Output every line exactly as written. Leave out pictures.

Data entries
☆ ☆ ☆ ☆
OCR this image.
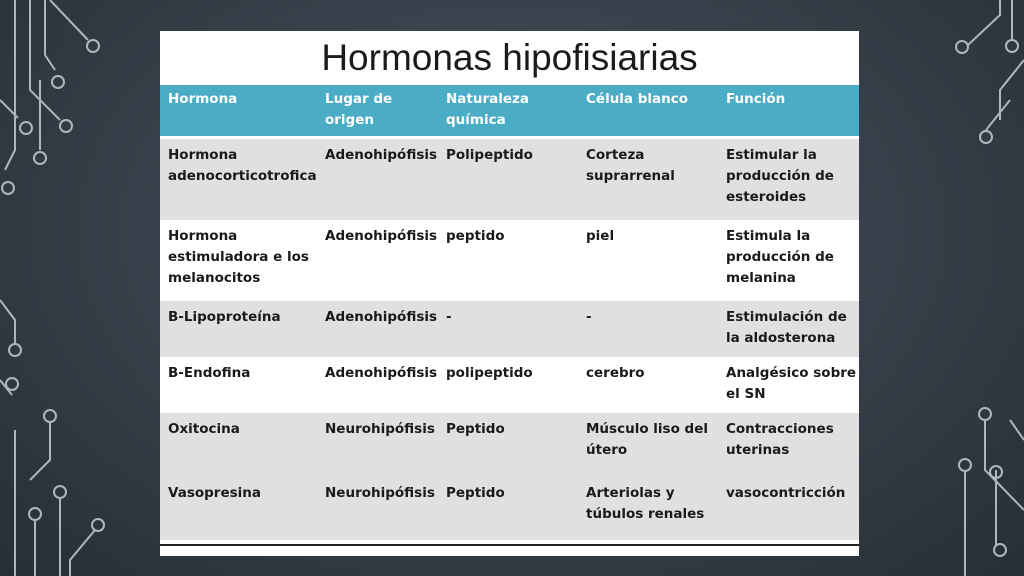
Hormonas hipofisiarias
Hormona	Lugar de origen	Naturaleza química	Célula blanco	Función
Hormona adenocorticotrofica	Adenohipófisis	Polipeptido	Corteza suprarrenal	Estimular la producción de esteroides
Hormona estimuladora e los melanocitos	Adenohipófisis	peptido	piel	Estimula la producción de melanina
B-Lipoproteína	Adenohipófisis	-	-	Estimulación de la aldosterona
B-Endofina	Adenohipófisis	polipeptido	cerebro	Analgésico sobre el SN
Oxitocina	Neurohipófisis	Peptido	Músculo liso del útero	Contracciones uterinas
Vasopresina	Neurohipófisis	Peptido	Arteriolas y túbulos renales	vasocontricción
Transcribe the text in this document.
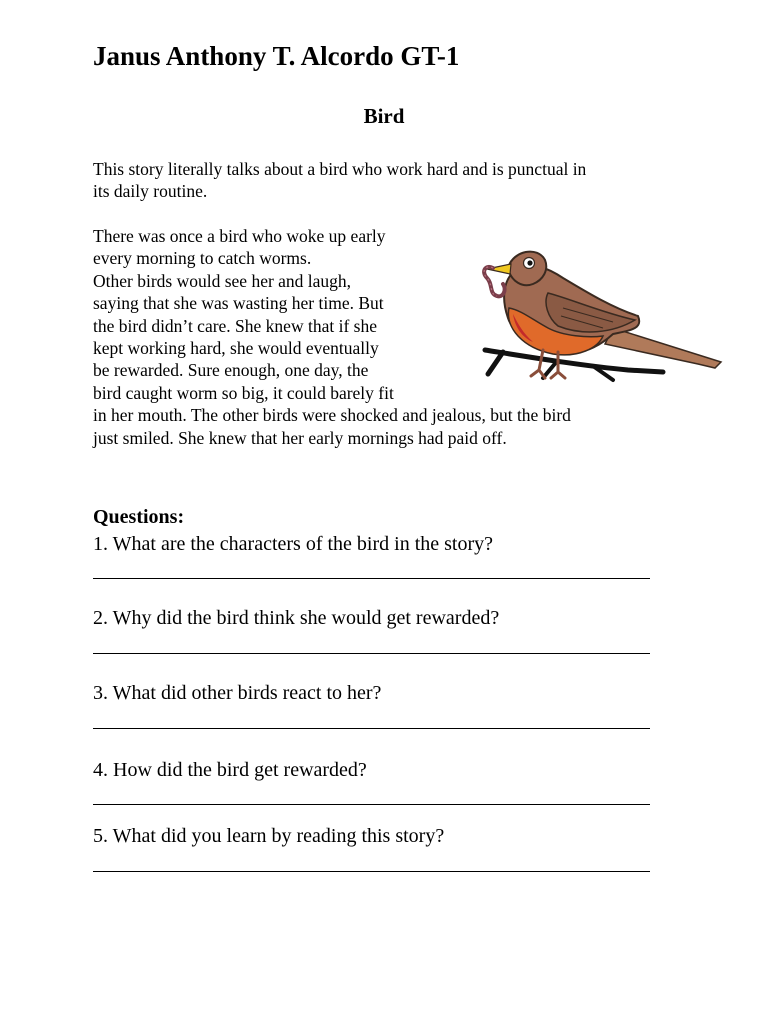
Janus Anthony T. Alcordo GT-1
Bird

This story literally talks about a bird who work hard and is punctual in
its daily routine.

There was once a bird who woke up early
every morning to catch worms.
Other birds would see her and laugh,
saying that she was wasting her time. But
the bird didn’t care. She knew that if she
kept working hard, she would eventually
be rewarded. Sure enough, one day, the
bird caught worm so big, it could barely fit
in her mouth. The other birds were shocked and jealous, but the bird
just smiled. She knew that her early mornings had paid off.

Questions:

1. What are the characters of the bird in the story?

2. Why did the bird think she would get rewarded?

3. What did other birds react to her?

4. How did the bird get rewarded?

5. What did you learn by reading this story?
☆ ☆ ☆ ☆
Finished exercise:
OCR this image.
Hormonas hipofisiarias
Hormona	Lugar de origen	Naturaleza química	Célula blanco	Función
Hormona adenocorticotrofica	Adenohipófisis	Polipeptido	Corteza suprarrenal	Estimular la producción de esteroides
Hormona estimuladora e los melanocitos	Adenohipófisis	peptido	piel	Estimula la producción de melanina
B-Lipoproteína	Adenohipófisis	-	-	Estimulación de la aldosterona
B-Endofina	Adenohipófisis	polipeptido	cerebro	Analgésico sobre el SN
Oxitocina	Neurohipófisis	Peptido	Músculo liso del útero	Contracciones uterinas
Vasopresina	Neurohipófisis	Peptido	Arteriolas y túbulos renales	vasocontricción
Transcribe the text in this document.
Janus Anthony T. Alcordo GT-1
Bird

This story literally talks about a bird who work hard and is punctual in
its daily routine.

There was once a bird who woke up early
every morning to catch worms.
Other birds would see her and laugh,
saying that she was wasting her time. But
the bird didn’t care. She knew that if she
kept working hard, she would eventually
be rewarded. Sure enough, one day, the
bird caught worm so big, it could barely fit
in her mouth. The other birds were shocked and jealous, but the bird
just smiled. She knew that her early mornings had paid off.

Questions:

1. What are the characters of the bird in the story?

2. Why did the bird think she would get rewarded?

3. What did other birds react to her?

4. How did the bird get rewarded?

5. What did you learn by reading this story?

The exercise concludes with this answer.